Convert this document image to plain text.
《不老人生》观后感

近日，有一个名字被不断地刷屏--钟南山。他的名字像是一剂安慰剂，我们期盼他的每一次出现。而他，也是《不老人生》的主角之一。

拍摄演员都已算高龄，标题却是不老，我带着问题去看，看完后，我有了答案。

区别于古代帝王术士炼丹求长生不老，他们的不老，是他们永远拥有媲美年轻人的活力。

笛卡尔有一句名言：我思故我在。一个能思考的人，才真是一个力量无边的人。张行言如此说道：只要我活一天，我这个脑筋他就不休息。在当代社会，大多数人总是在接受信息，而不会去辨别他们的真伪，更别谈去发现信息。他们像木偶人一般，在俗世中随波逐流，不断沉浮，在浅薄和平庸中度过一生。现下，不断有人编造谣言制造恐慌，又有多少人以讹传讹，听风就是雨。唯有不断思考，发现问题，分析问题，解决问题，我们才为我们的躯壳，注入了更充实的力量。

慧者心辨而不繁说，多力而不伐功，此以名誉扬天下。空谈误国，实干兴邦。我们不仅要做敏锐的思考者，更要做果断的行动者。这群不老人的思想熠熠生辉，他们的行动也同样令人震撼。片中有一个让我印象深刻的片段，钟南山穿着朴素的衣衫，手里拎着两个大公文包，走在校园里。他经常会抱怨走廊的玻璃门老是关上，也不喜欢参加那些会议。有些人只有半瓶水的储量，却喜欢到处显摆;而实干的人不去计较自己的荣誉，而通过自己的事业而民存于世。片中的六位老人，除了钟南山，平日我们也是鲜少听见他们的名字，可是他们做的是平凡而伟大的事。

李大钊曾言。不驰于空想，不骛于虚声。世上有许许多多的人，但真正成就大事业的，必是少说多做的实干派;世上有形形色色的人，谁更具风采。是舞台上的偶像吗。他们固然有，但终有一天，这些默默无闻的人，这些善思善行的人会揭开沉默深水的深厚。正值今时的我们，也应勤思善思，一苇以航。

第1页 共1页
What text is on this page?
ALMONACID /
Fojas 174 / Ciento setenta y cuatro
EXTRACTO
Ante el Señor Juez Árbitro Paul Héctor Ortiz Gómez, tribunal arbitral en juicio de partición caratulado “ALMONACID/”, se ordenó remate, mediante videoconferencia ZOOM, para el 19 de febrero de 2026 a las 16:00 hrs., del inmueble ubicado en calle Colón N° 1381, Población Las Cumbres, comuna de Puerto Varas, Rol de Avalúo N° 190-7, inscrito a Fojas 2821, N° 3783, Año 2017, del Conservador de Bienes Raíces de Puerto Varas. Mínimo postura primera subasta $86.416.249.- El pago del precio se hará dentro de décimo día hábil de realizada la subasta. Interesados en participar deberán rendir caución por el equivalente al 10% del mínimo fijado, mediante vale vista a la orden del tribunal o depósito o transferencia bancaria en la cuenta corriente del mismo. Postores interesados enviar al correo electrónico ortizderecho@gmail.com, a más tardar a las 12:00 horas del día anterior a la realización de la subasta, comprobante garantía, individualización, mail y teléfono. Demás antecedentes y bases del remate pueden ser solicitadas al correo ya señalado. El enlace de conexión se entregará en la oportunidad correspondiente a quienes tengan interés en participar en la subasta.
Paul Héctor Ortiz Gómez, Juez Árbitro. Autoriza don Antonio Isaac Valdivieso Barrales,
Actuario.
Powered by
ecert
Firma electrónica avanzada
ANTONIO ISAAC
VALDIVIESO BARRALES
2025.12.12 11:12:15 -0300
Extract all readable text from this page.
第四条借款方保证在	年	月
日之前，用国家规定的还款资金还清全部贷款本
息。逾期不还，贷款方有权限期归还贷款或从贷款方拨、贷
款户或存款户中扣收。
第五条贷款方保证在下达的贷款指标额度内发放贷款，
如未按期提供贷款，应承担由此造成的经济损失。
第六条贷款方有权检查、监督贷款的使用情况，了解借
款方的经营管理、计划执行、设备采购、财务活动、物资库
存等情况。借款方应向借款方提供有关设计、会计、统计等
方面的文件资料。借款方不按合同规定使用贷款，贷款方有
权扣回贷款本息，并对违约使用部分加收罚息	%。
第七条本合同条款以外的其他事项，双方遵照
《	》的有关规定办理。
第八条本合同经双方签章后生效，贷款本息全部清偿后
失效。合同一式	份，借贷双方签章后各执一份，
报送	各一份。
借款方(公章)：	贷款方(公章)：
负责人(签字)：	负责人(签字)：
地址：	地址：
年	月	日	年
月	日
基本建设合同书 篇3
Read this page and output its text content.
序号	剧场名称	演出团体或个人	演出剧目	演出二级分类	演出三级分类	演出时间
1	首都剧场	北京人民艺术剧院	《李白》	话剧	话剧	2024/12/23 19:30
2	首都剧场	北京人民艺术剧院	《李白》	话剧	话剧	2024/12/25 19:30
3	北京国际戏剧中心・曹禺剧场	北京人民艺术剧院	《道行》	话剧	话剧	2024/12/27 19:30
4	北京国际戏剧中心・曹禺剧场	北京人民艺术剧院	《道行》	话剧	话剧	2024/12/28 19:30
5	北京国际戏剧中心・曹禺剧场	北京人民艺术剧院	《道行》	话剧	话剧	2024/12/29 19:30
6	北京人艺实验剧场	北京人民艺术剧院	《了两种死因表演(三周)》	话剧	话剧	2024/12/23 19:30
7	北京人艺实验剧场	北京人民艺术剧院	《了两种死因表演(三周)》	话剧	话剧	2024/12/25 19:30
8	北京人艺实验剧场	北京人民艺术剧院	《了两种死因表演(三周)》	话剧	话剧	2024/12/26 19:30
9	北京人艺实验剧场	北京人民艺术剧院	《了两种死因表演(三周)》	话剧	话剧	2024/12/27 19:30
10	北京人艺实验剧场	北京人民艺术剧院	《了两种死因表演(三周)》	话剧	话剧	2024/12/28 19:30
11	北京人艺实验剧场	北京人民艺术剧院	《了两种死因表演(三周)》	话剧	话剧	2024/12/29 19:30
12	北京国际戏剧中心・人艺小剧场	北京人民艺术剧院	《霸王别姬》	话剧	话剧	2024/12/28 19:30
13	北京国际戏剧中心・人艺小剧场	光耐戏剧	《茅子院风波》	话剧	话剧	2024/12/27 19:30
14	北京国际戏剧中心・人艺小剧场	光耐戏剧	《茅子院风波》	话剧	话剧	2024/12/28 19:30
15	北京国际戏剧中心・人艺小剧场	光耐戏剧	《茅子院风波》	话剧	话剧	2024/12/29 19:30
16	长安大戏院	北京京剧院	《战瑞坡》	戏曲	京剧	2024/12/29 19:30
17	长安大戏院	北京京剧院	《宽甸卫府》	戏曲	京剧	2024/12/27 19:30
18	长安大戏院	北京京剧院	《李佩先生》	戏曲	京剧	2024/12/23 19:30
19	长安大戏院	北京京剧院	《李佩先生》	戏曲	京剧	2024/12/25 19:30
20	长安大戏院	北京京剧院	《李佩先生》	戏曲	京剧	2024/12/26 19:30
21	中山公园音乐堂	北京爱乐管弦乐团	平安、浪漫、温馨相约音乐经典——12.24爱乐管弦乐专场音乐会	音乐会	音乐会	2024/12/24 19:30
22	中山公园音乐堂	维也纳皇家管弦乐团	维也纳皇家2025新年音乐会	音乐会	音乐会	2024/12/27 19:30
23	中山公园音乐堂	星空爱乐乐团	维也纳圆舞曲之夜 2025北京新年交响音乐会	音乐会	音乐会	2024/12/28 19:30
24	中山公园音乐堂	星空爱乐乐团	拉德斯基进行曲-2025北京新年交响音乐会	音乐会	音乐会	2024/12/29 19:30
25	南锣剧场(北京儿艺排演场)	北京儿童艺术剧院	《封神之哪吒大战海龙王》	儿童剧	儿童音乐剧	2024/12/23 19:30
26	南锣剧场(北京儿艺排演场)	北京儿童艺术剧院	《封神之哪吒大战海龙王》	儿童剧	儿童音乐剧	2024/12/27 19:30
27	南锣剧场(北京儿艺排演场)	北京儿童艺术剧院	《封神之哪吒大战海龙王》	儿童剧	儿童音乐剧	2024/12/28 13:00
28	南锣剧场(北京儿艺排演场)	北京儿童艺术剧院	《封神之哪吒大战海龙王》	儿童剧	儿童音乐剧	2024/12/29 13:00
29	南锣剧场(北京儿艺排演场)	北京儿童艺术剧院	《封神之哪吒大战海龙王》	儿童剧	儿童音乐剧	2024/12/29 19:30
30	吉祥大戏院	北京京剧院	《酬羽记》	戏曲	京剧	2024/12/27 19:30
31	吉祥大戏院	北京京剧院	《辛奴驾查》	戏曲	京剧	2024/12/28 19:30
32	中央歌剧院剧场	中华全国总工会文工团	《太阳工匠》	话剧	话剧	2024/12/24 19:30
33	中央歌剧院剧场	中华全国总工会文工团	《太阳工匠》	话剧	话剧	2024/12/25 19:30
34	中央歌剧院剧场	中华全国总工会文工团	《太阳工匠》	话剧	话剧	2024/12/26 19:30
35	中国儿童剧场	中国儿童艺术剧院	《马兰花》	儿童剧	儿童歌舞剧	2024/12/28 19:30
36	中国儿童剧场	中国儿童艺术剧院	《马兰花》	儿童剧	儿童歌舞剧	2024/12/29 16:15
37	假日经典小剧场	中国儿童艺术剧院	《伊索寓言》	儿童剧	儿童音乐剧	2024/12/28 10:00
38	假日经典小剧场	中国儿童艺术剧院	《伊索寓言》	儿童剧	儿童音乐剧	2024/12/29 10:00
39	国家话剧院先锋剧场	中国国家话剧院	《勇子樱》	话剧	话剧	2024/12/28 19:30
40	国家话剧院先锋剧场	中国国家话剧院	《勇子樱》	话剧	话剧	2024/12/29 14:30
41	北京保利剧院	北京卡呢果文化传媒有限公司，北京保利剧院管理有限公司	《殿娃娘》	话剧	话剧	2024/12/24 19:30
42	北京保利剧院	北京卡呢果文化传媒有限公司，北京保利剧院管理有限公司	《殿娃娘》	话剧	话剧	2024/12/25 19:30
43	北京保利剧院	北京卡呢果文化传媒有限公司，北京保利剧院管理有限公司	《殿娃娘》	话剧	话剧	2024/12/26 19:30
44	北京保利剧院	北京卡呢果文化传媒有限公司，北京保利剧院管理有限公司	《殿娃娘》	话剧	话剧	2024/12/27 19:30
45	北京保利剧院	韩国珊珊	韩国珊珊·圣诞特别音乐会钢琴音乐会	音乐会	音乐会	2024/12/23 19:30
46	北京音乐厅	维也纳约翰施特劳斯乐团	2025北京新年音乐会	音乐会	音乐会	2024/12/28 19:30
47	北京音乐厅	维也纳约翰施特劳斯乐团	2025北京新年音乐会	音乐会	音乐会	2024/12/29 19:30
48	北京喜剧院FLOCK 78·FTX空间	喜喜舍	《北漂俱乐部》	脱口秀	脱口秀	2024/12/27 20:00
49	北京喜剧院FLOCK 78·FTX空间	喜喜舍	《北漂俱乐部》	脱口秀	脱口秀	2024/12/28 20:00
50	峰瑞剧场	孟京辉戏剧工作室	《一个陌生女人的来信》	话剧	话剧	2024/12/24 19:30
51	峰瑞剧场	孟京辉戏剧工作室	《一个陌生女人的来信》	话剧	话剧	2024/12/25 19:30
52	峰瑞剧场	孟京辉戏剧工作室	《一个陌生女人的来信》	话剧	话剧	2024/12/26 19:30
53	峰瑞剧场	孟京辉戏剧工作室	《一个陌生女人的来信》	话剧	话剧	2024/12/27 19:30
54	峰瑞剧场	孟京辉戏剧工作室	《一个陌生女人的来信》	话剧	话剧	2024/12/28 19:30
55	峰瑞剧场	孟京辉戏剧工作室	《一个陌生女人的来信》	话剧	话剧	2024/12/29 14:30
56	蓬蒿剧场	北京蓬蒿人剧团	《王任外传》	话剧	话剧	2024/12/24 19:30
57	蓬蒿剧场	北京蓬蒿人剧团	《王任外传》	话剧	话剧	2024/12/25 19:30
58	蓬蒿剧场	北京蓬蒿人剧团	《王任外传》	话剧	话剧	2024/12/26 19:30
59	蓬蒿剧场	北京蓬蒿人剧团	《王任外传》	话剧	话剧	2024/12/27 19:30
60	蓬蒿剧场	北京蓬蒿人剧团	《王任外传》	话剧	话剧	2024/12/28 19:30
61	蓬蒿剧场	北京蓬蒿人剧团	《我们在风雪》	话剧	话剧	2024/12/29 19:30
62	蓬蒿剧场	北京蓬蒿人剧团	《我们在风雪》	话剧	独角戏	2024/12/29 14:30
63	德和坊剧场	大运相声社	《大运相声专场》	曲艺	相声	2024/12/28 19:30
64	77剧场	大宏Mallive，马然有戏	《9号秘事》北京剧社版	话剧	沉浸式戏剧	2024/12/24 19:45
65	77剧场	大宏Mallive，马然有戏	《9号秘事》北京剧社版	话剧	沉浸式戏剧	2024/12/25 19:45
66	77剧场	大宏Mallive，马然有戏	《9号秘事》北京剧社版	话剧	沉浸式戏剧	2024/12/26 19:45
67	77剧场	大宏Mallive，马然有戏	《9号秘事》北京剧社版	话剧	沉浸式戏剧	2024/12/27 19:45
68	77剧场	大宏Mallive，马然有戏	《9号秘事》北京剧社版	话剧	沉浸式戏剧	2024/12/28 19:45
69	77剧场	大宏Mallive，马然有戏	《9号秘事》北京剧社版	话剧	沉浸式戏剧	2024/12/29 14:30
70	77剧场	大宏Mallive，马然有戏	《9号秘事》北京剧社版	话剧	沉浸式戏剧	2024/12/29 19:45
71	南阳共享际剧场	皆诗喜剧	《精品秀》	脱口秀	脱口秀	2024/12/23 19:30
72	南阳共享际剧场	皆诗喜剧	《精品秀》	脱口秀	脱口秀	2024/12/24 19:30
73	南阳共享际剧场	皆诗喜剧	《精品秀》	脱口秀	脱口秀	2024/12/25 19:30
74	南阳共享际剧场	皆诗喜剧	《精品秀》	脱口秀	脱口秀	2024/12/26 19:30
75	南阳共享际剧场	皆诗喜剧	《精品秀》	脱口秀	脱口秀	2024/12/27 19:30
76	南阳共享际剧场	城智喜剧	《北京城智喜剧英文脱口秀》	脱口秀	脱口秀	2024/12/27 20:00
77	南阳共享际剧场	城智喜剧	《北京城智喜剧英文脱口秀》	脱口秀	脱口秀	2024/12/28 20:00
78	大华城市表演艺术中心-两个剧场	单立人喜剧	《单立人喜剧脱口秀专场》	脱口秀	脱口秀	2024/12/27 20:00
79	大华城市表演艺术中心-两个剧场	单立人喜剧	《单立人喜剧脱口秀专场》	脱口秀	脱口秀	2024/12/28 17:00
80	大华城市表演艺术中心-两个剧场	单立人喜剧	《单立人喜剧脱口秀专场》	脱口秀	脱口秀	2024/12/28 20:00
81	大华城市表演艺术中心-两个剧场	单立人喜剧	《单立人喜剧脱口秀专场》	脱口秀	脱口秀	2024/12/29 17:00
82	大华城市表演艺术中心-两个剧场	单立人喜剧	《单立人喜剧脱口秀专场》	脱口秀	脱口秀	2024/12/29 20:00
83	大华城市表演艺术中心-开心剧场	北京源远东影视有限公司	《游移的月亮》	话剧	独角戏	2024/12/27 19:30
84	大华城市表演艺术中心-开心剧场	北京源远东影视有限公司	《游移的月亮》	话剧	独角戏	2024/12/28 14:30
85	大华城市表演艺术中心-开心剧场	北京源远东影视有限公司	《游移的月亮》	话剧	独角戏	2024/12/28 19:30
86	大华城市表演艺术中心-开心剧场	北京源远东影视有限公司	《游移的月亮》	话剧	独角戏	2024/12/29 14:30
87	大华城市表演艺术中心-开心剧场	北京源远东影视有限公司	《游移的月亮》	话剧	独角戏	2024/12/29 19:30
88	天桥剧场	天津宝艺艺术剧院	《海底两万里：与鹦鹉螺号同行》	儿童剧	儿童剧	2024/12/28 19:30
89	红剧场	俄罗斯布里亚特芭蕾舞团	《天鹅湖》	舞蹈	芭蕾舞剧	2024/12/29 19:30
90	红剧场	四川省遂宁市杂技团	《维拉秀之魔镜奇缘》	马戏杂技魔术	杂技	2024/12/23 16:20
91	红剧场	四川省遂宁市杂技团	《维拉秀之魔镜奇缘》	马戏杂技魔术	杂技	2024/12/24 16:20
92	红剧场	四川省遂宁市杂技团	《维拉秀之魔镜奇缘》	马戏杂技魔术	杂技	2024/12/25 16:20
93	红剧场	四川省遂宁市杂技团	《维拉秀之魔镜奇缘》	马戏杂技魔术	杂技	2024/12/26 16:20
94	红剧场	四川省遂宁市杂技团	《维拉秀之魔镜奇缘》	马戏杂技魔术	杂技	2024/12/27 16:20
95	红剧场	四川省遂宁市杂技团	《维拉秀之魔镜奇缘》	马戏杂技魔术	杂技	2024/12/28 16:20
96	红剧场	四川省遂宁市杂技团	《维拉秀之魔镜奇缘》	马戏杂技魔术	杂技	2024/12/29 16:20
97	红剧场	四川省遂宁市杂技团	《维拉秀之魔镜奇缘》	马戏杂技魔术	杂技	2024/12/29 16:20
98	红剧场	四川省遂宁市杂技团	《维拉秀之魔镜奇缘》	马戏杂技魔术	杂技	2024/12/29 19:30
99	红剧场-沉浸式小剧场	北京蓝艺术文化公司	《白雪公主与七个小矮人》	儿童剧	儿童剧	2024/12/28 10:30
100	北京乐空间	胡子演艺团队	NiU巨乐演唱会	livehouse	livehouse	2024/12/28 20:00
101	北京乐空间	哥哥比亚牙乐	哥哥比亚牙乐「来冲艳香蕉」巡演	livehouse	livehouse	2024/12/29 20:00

════

> **PROBLEM TO WORK ON**
From the records above, report the count of lines containing "北京蓬蒿人剧团" and nothing more.

> **COMPLETE OUTPUT**
7